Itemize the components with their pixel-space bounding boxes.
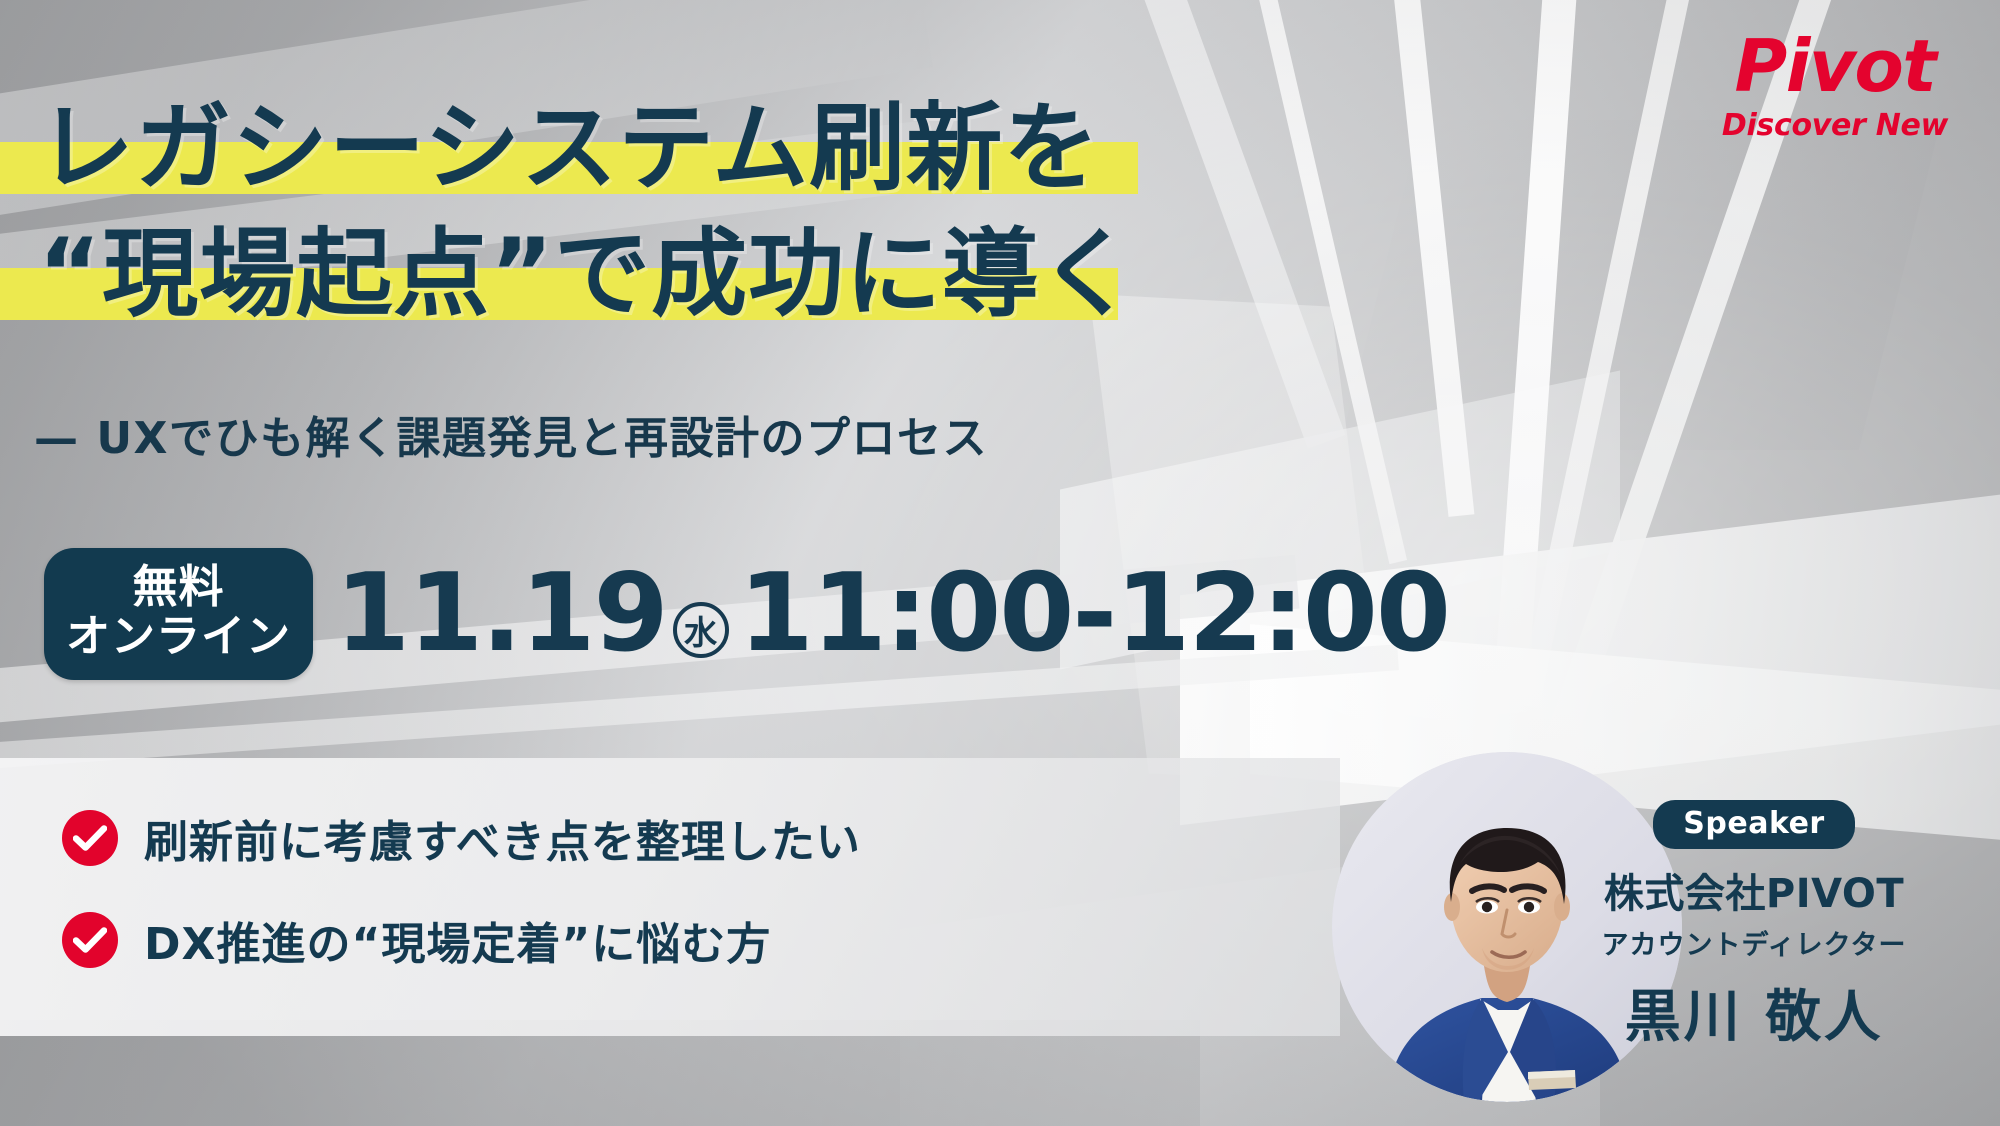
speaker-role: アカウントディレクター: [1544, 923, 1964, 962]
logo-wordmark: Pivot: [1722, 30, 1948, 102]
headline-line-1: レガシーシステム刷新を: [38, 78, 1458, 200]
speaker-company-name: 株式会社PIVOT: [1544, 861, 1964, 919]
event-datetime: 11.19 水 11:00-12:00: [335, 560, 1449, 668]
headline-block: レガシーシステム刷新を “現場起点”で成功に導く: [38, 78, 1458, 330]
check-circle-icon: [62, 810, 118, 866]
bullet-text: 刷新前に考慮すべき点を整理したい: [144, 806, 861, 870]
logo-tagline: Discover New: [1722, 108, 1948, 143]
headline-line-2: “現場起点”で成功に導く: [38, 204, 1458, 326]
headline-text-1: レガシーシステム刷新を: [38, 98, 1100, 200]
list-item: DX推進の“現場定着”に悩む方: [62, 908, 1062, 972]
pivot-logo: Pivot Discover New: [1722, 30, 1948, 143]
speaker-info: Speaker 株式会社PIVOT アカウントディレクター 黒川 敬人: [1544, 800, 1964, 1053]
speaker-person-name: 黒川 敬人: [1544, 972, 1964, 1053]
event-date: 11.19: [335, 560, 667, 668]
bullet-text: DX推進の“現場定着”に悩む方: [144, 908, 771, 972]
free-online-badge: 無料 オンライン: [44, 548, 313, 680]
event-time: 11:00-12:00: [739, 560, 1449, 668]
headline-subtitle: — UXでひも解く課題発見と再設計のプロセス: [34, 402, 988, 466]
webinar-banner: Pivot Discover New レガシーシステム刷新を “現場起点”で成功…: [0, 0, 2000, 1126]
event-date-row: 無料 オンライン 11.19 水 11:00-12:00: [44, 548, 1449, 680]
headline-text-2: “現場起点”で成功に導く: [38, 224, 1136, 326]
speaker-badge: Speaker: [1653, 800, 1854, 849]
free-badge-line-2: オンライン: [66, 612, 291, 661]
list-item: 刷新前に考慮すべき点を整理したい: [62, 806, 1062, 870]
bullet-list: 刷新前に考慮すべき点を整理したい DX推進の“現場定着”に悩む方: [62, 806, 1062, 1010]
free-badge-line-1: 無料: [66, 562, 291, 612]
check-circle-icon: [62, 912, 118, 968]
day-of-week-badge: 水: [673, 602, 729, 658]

--

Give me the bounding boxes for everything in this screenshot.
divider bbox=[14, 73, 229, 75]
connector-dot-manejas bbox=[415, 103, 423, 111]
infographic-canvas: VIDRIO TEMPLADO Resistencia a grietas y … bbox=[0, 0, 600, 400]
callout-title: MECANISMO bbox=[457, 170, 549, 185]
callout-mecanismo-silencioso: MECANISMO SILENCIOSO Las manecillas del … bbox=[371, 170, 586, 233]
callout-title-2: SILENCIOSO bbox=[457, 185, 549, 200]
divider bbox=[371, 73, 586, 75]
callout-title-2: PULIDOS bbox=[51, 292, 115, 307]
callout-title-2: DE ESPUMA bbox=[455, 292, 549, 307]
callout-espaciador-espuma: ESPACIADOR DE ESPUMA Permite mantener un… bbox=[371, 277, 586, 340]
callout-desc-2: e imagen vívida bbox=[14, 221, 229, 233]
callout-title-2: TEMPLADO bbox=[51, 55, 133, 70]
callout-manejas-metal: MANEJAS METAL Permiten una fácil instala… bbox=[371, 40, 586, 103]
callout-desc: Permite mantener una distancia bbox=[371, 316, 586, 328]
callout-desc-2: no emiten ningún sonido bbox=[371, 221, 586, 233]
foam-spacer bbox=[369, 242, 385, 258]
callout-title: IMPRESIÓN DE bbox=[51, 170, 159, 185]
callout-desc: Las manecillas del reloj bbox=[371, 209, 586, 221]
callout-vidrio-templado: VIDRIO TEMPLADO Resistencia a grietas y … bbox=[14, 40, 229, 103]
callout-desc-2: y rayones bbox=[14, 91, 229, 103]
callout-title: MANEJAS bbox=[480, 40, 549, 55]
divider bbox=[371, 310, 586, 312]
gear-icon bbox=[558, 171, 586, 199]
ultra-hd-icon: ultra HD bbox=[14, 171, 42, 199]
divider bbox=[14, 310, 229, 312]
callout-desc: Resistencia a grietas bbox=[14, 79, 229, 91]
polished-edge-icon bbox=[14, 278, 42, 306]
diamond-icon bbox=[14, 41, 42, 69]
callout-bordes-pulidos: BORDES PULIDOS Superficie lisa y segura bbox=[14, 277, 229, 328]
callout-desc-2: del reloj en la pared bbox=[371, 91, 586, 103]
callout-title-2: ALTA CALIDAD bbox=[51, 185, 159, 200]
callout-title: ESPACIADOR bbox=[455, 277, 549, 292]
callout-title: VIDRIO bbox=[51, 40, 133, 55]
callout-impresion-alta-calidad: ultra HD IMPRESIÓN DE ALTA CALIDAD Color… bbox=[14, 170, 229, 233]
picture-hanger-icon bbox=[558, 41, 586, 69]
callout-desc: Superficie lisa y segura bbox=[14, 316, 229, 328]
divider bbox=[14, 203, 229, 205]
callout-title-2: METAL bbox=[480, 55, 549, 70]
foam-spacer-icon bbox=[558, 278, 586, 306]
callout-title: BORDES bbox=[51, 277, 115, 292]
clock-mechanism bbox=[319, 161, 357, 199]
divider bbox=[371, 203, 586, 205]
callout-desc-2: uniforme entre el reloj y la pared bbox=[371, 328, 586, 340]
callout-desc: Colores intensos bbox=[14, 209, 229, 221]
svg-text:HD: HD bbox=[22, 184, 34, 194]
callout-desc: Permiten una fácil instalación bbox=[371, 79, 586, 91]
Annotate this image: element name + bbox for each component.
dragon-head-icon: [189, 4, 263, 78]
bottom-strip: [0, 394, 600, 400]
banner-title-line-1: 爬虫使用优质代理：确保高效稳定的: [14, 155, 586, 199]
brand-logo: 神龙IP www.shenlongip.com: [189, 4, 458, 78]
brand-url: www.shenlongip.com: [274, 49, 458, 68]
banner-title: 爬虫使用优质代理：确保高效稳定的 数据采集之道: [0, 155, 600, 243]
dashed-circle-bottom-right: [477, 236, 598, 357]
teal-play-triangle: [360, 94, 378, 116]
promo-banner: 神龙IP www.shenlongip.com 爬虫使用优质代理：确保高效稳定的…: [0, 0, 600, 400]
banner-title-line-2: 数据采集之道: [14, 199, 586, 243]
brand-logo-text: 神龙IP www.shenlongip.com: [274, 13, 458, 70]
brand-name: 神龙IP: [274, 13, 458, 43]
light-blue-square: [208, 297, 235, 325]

* * *

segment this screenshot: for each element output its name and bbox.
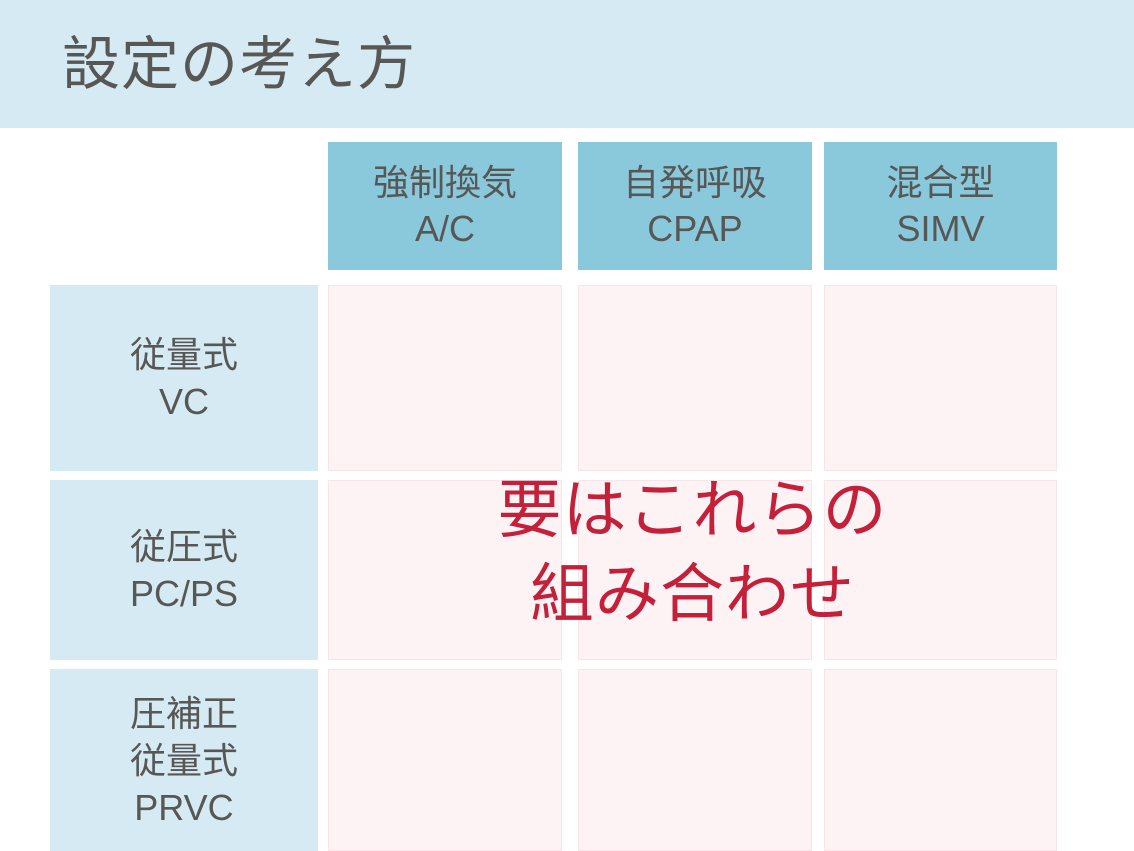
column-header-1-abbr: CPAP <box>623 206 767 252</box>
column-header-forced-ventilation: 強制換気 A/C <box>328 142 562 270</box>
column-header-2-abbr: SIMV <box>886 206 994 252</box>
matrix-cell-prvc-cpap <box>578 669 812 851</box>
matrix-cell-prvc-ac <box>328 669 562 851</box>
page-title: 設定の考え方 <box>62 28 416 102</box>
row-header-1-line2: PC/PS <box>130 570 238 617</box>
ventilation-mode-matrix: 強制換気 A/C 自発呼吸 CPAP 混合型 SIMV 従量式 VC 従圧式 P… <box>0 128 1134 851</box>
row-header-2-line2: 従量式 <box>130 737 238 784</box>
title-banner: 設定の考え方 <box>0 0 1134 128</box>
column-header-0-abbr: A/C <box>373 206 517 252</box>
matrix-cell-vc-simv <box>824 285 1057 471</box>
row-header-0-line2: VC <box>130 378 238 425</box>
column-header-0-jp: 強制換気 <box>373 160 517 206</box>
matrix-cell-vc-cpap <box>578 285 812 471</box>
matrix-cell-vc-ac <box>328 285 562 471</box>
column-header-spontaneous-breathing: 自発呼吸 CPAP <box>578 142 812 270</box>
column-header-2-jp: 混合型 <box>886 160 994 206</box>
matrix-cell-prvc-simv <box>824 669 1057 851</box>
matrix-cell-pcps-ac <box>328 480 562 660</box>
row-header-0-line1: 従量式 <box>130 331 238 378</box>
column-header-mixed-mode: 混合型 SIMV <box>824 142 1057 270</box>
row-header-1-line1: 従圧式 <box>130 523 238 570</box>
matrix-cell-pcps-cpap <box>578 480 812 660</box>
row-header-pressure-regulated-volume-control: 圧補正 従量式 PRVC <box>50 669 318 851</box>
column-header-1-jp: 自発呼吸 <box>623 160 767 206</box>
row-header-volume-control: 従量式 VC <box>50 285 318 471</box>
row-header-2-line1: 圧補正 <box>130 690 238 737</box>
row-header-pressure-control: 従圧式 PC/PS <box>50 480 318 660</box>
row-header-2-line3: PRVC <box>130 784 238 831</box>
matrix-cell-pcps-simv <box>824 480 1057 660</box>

Given exercise:
Copy out verbatim everything in the entries above from the line containing "Give me the" down to the line containing "callout-title: IMPRESIÓN DE", with both of those lines included.

Complete response:
Give me the bounding boxes for everything in this screenshot.
divider bbox=[14, 73, 229, 75]
connector-dot-manejas bbox=[415, 103, 423, 111]
infographic-canvas: VIDRIO TEMPLADO Resistencia a grietas y … bbox=[0, 0, 600, 400]
callout-title: MECANISMO bbox=[457, 170, 549, 185]
callout-mecanismo-silencioso: MECANISMO SILENCIOSO Las manecillas del … bbox=[371, 170, 586, 233]
callout-title-2: SILENCIOSO bbox=[457, 185, 549, 200]
divider bbox=[371, 73, 586, 75]
callout-title-2: PULIDOS bbox=[51, 292, 115, 307]
callout-title-2: DE ESPUMA bbox=[455, 292, 549, 307]
callout-espaciador-espuma: ESPACIADOR DE ESPUMA Permite mantener un… bbox=[371, 277, 586, 340]
callout-desc-2: e imagen vívida bbox=[14, 221, 229, 233]
callout-title-2: TEMPLADO bbox=[51, 55, 133, 70]
callout-manejas-metal: MANEJAS METAL Permiten una fácil instala… bbox=[371, 40, 586, 103]
callout-desc: Permite mantener una distancia bbox=[371, 316, 586, 328]
callout-desc-2: no emiten ningún sonido bbox=[371, 221, 586, 233]
foam-spacer bbox=[369, 242, 385, 258]
callout-title: IMPRESIÓN DE bbox=[51, 170, 159, 185]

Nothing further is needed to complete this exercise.